- REQUIREMENT: Copy all lines that contain the word "организациям".

── DATASET EXCERPTS

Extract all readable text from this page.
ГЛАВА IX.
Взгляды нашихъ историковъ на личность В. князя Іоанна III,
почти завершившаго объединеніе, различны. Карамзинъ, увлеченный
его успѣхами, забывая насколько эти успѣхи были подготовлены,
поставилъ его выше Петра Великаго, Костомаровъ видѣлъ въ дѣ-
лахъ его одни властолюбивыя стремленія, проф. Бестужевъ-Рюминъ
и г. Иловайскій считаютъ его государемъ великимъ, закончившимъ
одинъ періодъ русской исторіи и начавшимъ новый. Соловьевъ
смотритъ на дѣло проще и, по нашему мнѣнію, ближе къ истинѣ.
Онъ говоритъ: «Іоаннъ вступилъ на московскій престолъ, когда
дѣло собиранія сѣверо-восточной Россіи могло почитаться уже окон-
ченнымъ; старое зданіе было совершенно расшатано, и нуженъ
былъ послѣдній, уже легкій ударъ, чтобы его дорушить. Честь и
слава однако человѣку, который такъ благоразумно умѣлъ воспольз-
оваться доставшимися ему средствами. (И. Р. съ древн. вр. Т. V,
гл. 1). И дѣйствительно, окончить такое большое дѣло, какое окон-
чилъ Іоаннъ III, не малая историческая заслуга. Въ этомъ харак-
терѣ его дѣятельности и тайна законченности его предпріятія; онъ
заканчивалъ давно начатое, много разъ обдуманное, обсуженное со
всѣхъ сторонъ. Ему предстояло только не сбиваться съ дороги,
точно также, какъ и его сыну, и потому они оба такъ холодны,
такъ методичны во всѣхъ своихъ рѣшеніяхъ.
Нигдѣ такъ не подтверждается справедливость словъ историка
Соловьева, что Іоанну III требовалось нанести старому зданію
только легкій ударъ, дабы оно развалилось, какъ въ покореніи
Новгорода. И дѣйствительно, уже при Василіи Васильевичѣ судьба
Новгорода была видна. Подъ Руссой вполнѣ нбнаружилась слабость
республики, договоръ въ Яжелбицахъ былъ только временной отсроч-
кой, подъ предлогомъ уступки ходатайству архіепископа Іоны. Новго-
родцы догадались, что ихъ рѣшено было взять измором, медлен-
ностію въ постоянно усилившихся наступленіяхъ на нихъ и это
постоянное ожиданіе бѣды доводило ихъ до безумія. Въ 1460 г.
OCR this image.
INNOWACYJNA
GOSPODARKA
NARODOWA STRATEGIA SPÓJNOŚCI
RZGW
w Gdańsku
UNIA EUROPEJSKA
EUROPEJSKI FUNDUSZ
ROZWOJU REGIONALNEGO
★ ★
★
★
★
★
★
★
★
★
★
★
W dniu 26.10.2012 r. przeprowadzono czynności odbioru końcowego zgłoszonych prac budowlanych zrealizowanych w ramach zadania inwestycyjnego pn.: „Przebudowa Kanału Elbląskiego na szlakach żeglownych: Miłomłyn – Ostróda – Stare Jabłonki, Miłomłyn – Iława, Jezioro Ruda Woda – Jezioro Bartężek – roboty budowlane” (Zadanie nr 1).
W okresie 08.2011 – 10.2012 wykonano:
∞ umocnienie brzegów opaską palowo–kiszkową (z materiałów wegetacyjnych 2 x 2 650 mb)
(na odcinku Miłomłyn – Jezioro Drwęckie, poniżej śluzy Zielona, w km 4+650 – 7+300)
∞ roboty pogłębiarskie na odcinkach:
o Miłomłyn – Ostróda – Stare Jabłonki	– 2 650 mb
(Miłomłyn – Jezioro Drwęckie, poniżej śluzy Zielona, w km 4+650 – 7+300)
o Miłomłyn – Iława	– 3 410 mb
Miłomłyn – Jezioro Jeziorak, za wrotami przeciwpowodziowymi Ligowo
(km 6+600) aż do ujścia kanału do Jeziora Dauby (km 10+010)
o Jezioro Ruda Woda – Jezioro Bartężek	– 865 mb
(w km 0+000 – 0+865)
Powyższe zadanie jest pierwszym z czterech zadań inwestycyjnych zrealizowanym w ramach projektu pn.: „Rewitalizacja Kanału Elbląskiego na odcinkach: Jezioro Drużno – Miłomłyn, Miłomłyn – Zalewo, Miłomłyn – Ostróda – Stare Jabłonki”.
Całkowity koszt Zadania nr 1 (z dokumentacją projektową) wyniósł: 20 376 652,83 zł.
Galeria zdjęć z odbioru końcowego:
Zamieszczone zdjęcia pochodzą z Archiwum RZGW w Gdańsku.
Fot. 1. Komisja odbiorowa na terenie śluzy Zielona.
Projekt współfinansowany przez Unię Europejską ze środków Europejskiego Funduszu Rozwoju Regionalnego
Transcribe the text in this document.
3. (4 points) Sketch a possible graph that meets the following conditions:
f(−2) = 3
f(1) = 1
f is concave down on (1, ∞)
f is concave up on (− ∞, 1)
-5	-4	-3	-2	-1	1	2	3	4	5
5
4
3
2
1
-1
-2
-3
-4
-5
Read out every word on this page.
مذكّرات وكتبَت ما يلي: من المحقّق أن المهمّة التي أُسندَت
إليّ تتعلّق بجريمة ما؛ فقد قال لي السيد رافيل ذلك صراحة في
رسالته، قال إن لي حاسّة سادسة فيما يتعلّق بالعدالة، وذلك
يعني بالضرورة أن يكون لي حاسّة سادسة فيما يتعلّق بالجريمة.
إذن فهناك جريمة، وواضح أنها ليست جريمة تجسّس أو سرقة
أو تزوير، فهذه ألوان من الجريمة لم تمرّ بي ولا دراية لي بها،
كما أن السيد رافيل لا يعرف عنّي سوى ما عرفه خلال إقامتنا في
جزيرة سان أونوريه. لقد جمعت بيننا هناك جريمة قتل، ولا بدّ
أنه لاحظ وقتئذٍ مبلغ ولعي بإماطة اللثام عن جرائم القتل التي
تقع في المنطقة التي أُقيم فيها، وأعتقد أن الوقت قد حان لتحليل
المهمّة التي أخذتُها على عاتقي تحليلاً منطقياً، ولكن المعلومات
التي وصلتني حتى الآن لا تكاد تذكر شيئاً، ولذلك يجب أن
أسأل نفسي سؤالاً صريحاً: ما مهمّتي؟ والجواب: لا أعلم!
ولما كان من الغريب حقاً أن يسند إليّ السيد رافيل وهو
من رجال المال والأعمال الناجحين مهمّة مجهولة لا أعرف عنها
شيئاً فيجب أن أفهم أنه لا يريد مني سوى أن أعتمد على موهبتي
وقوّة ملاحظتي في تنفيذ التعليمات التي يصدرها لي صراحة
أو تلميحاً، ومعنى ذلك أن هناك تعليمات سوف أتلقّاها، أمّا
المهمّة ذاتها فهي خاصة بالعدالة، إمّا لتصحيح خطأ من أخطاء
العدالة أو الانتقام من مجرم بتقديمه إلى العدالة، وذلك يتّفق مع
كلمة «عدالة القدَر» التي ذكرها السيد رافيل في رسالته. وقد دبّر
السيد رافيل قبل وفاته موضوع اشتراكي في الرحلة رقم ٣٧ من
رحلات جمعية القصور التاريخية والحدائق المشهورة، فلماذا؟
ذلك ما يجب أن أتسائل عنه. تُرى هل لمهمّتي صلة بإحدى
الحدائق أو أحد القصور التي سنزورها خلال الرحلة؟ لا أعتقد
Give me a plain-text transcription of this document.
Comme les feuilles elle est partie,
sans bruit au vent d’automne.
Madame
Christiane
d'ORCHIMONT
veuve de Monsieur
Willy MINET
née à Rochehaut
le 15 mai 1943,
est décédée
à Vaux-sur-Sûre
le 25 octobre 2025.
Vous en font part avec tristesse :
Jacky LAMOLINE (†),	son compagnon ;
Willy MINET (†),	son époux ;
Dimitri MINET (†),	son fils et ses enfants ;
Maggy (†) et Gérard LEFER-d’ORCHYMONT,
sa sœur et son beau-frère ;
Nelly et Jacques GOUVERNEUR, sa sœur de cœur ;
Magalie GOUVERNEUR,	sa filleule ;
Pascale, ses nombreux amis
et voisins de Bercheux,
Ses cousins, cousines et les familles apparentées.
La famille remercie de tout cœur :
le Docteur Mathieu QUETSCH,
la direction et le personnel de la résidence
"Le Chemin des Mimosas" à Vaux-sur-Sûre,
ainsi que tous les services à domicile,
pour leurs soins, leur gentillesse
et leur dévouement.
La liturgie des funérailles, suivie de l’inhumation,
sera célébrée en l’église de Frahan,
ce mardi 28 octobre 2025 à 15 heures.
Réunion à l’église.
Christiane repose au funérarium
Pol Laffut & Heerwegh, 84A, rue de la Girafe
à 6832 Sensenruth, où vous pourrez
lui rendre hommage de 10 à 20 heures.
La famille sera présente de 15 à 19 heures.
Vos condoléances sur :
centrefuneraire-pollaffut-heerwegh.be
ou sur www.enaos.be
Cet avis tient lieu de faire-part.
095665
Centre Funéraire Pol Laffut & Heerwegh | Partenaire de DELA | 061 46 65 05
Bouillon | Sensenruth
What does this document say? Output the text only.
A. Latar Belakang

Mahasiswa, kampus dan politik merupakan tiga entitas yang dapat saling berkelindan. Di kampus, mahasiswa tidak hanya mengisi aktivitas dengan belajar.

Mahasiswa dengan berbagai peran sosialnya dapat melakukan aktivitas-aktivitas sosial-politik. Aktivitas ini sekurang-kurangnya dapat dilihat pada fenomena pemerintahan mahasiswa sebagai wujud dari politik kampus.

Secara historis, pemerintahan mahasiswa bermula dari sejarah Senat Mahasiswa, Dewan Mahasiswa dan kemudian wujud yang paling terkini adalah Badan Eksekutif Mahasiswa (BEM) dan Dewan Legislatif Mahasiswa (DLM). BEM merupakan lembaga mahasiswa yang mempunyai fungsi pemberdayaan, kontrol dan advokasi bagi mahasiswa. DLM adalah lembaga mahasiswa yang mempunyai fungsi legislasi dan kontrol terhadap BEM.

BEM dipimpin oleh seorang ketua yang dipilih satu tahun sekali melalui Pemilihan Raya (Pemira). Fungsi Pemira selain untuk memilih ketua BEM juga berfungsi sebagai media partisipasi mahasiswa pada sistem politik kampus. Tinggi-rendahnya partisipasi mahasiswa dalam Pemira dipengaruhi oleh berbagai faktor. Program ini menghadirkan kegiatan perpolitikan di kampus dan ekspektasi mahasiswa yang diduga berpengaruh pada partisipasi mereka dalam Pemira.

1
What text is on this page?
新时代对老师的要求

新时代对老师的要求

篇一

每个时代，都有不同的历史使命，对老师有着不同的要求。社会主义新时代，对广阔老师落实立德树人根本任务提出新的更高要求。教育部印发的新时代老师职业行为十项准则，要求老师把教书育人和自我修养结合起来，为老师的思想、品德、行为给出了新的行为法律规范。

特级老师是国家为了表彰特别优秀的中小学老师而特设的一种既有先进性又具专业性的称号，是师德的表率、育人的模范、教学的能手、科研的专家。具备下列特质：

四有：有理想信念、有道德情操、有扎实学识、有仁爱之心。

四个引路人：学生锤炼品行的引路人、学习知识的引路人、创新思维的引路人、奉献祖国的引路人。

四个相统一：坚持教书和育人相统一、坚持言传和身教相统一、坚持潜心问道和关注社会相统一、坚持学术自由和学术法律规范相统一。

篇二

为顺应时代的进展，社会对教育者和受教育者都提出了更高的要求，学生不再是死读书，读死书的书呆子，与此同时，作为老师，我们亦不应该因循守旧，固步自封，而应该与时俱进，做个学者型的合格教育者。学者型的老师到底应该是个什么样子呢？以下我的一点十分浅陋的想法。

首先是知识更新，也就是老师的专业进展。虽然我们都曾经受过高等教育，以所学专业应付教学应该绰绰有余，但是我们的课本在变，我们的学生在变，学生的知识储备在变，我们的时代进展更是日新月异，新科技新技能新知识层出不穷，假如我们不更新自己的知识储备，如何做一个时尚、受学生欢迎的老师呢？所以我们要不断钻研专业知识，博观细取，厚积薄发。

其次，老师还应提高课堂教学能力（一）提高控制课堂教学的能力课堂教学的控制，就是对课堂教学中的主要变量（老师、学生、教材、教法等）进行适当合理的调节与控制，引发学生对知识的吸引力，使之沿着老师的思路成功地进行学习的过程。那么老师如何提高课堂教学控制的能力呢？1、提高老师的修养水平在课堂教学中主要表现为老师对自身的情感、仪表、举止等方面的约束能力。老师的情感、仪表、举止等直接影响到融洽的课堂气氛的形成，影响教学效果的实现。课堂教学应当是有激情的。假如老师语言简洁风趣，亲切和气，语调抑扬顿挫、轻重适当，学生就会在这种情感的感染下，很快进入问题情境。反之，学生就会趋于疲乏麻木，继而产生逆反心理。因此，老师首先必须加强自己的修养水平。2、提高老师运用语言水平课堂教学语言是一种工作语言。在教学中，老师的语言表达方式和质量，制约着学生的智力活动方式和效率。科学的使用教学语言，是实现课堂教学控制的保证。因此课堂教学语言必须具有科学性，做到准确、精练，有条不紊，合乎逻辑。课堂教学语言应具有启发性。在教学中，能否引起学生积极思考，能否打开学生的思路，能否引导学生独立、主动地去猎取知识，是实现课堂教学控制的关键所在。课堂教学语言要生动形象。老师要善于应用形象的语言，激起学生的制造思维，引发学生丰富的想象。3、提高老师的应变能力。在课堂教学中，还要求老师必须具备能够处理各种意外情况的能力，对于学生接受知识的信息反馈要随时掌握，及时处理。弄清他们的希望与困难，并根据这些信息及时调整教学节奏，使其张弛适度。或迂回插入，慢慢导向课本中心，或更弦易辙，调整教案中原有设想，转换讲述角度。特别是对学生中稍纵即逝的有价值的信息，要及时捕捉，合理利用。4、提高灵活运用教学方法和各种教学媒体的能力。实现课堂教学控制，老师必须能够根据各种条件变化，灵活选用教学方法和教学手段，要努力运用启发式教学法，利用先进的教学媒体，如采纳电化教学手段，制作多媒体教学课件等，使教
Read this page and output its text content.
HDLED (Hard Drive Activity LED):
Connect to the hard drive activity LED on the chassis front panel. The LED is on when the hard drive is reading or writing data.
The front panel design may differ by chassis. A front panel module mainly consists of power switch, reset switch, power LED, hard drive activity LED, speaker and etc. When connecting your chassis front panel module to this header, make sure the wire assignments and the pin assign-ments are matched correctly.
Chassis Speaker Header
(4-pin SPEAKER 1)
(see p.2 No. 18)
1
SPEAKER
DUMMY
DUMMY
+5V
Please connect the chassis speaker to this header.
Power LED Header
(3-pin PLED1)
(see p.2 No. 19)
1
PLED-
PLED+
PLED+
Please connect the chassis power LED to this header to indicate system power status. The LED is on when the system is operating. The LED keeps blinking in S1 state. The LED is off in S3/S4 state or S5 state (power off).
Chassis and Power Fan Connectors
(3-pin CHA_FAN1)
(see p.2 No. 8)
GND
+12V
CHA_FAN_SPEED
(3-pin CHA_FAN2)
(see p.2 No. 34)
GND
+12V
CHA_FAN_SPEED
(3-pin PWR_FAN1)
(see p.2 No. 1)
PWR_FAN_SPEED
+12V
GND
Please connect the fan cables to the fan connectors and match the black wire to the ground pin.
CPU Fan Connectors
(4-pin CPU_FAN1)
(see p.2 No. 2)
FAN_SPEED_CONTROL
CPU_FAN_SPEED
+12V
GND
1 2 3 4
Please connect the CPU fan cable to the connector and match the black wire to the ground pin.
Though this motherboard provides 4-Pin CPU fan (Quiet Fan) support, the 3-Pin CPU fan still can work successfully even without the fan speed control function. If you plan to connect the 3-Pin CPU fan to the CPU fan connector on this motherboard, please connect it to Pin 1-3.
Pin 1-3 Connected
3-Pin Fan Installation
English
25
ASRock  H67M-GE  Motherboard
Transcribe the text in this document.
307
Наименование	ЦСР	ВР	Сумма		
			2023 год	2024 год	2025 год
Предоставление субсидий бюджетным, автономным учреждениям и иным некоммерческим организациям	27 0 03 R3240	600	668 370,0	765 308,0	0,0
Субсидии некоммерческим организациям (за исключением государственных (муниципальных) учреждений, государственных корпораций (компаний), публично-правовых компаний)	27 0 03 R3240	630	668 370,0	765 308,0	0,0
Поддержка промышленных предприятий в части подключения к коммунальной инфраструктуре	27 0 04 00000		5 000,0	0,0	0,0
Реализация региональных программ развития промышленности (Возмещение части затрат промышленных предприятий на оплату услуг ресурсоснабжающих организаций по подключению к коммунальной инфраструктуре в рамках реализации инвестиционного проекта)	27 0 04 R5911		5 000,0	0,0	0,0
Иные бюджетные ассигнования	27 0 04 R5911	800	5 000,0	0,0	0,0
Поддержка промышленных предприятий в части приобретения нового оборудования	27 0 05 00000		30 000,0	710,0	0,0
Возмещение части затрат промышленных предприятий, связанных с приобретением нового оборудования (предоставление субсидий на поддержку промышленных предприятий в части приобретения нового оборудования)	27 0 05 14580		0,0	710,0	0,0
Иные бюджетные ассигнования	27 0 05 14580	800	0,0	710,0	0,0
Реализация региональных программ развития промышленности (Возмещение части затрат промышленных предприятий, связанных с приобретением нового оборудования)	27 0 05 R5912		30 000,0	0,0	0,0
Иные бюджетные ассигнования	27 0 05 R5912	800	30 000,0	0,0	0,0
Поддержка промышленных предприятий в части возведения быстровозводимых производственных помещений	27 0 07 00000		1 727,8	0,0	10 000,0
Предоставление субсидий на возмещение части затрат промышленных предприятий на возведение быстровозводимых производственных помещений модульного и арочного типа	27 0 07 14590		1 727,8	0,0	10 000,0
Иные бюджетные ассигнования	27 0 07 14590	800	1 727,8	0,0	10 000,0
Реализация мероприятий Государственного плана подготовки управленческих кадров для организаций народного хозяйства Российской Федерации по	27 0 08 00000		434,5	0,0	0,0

────

- FINISHED ANSWER:
Предоставление субсидий бюджетным, автономным учреждениям и иным некоммерческим организациям	27 0 03 R3240	600	668 370,0	765 308,0	0,0
Субсидии некоммерческим организациям (за исключением государственных (муниципальных) учреждений, государственных корпораций (компаний), публично-правовых компаний)	27 0 03 R3240	630	668 370,0	765 308,0	0,0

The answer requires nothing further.